§ The problem: In the listing below, pick out lines with "stars".

[Entries taken from a collection]
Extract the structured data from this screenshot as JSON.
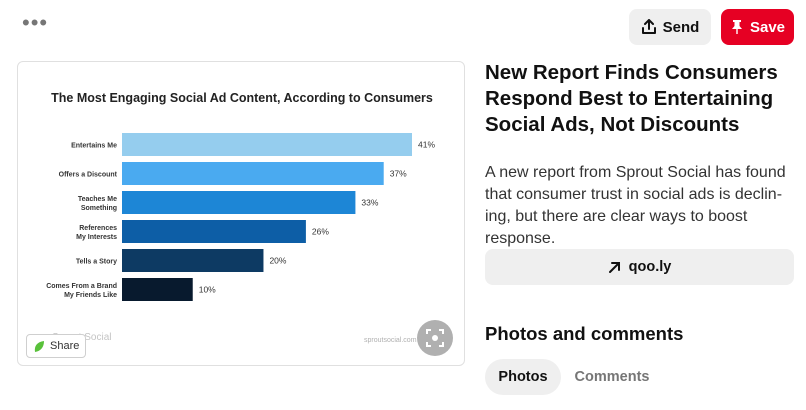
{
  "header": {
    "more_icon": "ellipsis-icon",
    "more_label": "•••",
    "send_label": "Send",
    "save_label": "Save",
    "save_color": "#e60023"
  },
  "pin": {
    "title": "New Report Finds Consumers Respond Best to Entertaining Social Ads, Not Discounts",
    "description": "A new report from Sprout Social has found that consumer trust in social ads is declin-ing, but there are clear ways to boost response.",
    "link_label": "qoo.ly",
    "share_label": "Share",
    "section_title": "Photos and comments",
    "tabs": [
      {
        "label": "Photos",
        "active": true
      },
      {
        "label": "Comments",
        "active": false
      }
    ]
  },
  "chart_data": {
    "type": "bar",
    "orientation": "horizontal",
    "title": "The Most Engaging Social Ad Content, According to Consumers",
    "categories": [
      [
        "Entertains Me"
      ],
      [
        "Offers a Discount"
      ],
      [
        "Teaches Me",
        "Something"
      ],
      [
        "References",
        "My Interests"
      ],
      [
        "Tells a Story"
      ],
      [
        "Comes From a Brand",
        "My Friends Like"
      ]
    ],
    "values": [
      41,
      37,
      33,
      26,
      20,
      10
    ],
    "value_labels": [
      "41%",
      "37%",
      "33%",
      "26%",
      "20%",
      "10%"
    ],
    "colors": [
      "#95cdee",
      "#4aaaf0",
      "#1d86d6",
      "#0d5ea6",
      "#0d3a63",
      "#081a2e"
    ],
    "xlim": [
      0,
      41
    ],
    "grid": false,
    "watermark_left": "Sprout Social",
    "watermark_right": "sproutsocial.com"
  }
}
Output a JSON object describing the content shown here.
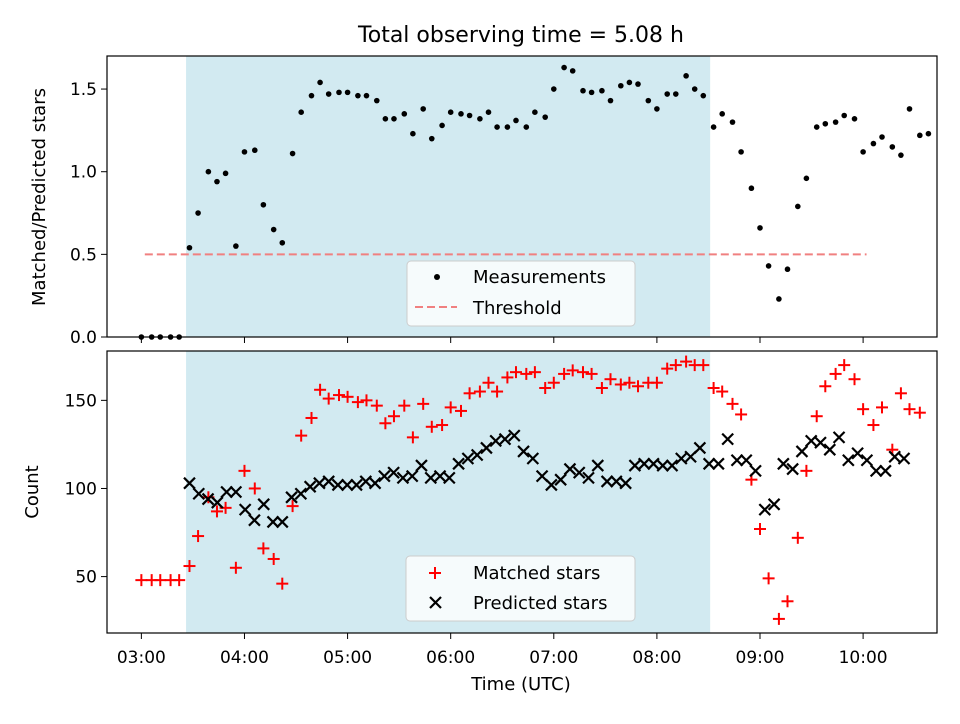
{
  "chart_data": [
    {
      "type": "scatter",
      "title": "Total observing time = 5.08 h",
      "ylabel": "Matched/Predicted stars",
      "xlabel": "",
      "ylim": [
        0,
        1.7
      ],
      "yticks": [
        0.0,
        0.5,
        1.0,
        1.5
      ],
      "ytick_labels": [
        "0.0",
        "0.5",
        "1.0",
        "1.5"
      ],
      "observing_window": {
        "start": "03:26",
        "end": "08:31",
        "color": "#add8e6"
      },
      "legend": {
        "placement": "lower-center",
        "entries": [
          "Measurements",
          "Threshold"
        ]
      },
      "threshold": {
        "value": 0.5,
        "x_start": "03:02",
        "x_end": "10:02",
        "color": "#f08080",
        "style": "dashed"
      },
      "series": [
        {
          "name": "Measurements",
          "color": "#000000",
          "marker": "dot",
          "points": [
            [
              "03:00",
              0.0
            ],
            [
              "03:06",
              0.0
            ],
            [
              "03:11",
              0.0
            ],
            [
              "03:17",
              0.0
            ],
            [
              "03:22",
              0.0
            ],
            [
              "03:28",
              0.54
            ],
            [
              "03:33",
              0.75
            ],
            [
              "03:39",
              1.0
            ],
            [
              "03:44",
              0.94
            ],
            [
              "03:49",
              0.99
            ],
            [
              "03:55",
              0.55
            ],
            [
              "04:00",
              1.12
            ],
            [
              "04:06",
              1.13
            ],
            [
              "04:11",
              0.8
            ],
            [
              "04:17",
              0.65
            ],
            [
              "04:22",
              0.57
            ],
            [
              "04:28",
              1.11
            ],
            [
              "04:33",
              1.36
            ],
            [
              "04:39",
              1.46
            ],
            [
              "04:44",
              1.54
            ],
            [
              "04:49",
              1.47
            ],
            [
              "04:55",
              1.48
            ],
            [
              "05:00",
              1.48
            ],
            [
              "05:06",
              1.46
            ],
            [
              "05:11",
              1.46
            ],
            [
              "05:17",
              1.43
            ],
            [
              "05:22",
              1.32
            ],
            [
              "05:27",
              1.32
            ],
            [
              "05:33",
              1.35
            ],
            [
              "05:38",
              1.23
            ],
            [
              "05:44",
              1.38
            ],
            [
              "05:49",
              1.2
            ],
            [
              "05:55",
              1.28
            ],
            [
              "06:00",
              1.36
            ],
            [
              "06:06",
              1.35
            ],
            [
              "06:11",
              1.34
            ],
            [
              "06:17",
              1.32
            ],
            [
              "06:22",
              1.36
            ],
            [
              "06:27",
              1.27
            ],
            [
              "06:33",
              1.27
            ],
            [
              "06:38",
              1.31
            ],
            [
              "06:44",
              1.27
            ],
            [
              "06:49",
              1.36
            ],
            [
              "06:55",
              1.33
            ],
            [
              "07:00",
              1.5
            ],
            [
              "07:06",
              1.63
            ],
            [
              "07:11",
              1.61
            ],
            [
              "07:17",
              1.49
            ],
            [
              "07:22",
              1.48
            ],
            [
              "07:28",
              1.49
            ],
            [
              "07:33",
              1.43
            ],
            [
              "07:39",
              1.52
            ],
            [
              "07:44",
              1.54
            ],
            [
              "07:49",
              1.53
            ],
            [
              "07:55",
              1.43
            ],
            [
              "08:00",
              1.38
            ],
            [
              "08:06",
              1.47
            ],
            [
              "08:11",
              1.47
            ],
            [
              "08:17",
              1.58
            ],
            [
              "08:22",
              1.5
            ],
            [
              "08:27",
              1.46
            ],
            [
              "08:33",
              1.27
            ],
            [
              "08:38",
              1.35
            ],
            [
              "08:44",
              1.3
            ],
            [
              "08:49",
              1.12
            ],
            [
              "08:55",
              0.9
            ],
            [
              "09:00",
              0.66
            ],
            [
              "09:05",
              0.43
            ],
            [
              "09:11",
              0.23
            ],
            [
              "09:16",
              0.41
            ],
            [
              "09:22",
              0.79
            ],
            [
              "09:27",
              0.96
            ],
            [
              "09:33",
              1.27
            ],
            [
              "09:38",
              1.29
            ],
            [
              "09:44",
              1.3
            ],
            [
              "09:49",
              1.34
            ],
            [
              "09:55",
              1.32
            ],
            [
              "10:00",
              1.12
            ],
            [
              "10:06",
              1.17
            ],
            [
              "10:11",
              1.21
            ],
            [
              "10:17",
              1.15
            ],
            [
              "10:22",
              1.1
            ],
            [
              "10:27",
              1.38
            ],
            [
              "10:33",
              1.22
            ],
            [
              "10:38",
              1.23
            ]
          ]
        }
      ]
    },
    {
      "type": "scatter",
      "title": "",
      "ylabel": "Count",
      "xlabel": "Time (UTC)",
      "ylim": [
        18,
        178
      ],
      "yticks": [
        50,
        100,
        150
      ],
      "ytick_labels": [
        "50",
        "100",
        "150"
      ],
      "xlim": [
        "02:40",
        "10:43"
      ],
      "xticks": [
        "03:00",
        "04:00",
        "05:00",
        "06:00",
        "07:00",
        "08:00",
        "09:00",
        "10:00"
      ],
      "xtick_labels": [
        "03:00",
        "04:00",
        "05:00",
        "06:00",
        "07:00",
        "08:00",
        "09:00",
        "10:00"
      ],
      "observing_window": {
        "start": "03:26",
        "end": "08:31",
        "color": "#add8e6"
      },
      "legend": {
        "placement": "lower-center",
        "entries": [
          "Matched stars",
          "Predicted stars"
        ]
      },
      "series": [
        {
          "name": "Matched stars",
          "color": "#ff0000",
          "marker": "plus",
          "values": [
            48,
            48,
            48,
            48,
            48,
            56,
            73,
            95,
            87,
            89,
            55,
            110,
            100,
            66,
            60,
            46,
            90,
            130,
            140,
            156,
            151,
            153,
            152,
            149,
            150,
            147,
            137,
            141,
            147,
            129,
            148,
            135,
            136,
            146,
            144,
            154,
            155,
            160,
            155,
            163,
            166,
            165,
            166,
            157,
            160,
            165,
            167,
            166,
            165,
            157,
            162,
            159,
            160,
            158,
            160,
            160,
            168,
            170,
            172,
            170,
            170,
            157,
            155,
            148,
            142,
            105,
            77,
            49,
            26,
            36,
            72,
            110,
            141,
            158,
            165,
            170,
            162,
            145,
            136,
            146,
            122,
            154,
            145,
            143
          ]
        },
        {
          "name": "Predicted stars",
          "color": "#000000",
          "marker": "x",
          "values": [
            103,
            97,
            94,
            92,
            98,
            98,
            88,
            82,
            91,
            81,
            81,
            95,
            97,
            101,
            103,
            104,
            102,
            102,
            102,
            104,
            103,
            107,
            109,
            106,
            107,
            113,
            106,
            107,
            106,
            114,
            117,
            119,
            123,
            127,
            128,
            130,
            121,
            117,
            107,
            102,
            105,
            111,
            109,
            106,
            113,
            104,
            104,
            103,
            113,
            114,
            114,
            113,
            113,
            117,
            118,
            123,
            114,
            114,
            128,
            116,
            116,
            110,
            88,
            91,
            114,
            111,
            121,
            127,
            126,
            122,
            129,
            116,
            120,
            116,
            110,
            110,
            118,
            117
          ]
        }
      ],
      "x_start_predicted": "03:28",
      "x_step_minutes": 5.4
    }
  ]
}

§ Reply:
      "ylabel": "Matched/Predicted stars",
          "Matched stars",
          "Predicted stars"
          "name": "Matched stars",
          "name": "Predicted stars",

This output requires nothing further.